■ RECORDED DATA:
⟨

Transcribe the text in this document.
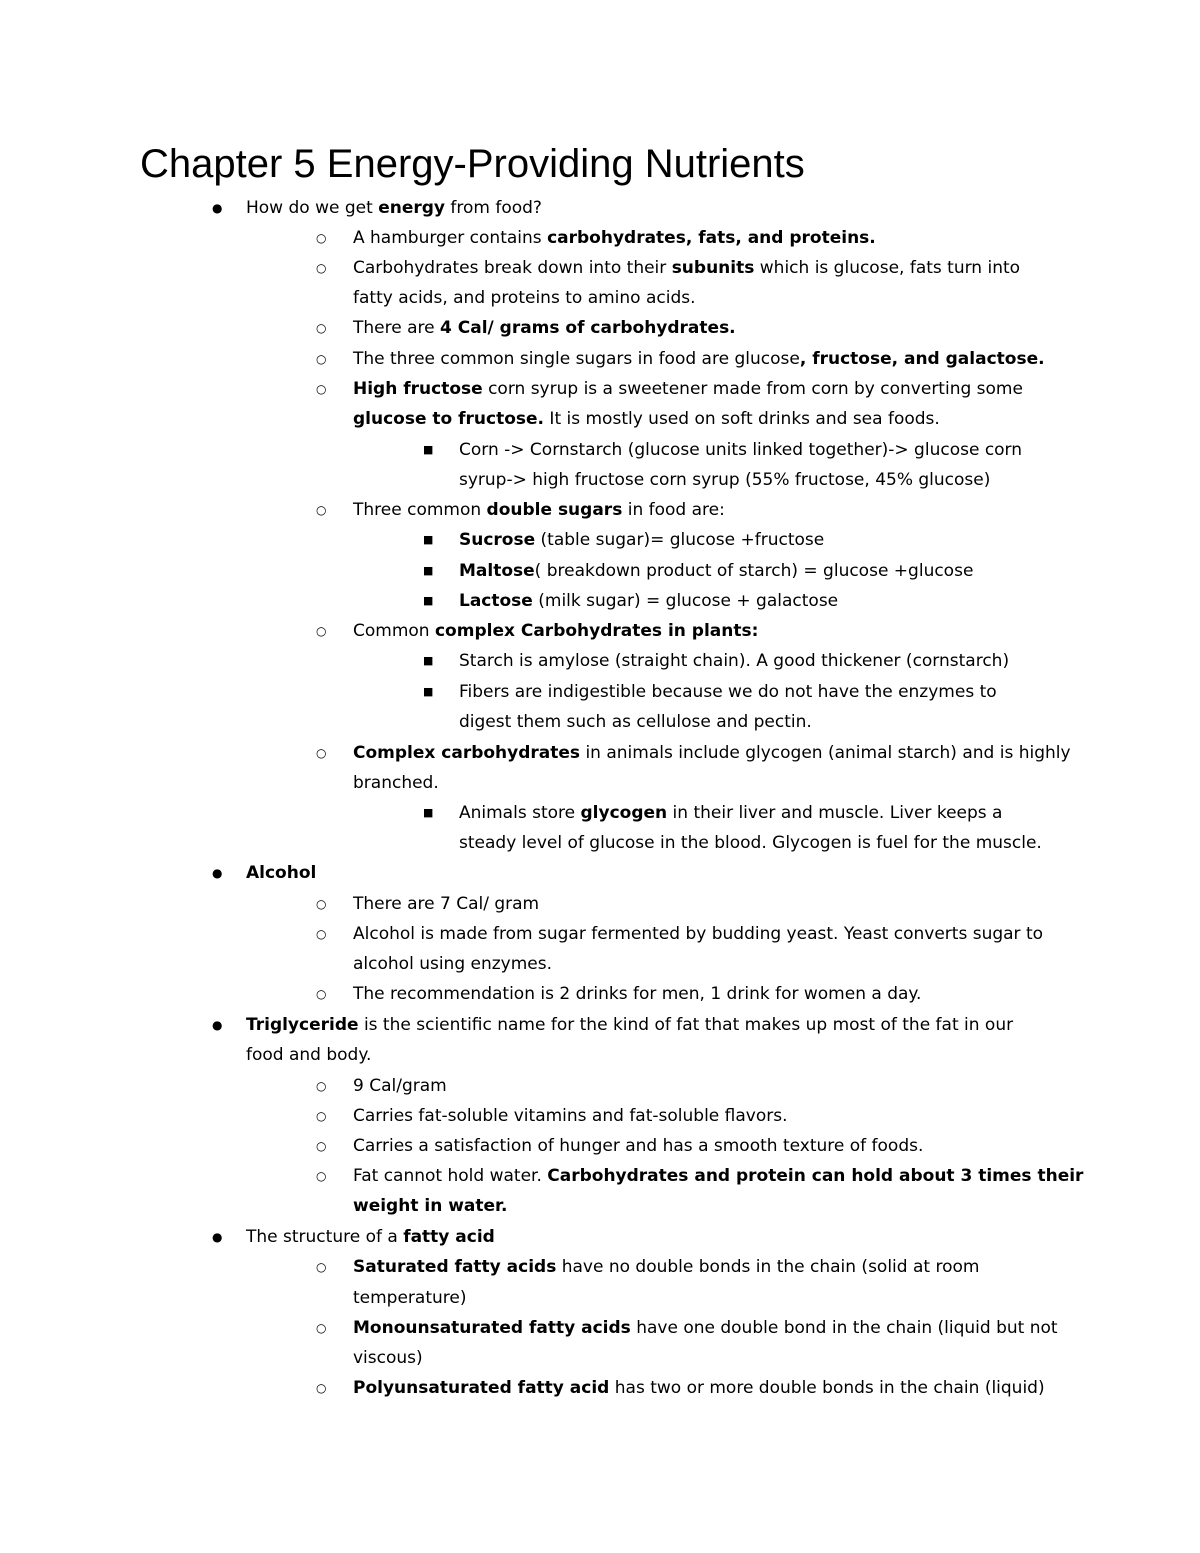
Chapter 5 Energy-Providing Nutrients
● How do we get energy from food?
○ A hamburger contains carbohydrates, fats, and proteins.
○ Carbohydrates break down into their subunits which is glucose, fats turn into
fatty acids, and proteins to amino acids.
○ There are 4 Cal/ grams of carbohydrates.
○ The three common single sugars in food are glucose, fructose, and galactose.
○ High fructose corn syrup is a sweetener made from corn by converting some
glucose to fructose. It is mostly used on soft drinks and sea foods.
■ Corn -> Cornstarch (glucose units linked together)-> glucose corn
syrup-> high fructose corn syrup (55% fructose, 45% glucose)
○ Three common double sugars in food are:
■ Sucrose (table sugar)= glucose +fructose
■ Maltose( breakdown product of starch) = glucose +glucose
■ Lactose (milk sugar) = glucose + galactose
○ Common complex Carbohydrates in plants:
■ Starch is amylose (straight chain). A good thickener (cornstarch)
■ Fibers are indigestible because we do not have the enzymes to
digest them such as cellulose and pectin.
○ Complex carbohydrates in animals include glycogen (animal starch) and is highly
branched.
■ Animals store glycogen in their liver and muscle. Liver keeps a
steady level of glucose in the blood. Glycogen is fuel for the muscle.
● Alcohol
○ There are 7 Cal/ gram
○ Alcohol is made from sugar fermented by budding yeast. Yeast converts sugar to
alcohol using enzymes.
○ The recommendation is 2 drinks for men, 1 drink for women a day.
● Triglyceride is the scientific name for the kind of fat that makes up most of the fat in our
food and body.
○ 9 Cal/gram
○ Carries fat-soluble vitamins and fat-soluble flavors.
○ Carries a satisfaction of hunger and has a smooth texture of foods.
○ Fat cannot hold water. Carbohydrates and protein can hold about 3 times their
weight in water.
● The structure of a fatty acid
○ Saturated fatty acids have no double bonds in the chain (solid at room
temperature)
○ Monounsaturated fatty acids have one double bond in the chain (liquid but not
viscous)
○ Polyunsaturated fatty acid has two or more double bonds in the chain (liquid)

⟩

Every line above that includes the string "foods" needs to be copied.

glucose to fructose. It is mostly used on soft drinks and sea foods.
○ Carries a satisfaction of hunger and has a smooth texture of foods.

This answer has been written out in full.